## [EXERCISE]
Wherever a line below holds the word "在古诗中", copy that line.

## [RECORDS TO USE]

>> Begin

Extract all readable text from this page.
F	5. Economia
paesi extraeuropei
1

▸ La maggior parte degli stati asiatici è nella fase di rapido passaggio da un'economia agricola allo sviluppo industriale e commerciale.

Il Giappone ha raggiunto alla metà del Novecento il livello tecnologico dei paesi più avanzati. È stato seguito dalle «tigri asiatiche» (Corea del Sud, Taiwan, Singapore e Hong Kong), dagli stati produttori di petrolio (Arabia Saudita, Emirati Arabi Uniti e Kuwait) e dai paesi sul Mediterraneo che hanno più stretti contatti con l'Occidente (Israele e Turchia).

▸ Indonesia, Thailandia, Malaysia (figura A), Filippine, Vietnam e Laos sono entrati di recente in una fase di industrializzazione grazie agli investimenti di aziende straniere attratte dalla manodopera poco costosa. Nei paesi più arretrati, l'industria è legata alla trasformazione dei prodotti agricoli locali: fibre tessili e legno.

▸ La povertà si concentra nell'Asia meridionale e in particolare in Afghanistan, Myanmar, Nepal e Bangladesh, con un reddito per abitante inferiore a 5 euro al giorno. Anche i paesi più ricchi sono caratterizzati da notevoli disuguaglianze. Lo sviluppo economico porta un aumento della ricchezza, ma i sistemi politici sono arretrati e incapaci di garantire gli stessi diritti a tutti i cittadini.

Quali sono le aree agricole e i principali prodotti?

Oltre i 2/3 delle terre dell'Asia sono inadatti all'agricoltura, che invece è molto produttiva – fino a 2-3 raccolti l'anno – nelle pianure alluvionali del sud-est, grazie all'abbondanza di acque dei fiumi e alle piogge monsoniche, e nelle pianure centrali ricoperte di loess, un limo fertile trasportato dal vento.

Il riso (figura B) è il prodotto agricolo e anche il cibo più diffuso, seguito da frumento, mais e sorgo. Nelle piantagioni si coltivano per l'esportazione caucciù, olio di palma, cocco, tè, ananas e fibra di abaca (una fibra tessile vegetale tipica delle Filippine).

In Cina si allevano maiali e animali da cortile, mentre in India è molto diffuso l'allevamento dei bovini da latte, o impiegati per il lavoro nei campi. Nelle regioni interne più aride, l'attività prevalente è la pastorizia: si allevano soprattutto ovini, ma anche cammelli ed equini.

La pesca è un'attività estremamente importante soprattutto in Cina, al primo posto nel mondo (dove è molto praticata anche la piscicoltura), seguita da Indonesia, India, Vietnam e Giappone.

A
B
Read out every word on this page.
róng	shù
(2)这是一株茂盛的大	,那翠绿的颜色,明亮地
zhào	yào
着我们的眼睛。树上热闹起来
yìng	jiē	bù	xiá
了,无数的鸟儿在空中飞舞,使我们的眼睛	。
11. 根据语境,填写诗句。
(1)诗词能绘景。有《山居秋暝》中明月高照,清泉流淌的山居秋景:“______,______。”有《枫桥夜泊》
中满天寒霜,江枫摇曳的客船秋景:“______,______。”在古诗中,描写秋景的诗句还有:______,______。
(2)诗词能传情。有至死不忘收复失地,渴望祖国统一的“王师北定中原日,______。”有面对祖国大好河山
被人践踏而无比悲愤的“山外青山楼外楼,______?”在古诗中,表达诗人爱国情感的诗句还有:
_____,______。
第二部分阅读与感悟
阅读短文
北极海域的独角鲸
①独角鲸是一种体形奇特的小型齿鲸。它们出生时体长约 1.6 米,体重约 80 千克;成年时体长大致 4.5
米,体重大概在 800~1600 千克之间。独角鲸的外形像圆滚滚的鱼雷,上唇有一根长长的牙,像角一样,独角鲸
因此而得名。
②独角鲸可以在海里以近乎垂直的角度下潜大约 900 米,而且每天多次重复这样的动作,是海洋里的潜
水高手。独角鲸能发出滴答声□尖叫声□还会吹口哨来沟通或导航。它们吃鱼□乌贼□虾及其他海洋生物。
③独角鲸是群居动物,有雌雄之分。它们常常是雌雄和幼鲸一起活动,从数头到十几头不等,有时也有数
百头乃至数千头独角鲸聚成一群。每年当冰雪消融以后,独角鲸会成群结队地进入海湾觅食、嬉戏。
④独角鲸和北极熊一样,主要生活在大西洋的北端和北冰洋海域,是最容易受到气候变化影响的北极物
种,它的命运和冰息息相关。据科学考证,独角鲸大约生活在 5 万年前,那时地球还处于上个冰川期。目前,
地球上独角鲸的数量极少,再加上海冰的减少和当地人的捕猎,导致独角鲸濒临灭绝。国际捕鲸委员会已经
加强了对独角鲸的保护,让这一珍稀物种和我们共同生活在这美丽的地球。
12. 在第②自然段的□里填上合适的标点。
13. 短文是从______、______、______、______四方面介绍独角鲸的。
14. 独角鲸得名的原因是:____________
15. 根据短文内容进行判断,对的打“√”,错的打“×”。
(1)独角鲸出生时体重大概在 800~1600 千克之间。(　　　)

>> End
>> Begin

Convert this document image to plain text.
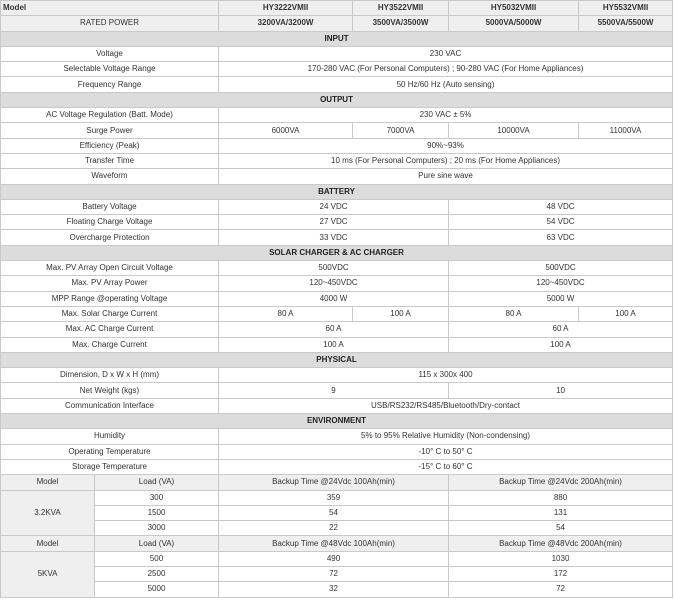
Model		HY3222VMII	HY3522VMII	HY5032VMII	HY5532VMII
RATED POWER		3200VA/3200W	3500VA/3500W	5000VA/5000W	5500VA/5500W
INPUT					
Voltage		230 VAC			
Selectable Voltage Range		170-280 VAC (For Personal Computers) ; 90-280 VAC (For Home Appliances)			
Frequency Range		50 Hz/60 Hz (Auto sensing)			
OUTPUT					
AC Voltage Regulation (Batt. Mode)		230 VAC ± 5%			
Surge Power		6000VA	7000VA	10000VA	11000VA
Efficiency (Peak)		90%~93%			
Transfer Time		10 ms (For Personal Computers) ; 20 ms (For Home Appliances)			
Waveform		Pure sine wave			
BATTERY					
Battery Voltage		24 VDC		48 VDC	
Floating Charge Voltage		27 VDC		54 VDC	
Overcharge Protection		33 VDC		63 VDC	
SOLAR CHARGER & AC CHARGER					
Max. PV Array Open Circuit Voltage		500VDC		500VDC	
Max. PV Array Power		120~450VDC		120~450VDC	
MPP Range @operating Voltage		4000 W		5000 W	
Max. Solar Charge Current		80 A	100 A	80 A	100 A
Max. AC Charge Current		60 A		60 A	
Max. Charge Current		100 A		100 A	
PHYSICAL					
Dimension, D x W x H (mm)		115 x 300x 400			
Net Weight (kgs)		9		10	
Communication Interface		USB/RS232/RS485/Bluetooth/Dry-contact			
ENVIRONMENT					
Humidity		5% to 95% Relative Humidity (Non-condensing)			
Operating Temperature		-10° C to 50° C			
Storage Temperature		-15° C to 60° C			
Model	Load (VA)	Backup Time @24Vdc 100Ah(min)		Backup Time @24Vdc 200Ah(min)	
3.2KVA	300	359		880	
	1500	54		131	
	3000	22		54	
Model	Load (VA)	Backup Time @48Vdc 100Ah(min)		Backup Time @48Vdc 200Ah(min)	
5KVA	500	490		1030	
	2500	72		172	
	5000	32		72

>> End

## [FINAL RESULT]
中满天寒霜,江枫摇曳的客船秋景:“______,______。”在古诗中,描写秋景的诗句还有:______,______。
被人践踏而无比悲愤的“山外青山楼外楼,______?”在古诗中,表达诗人爱国情感的诗句还有:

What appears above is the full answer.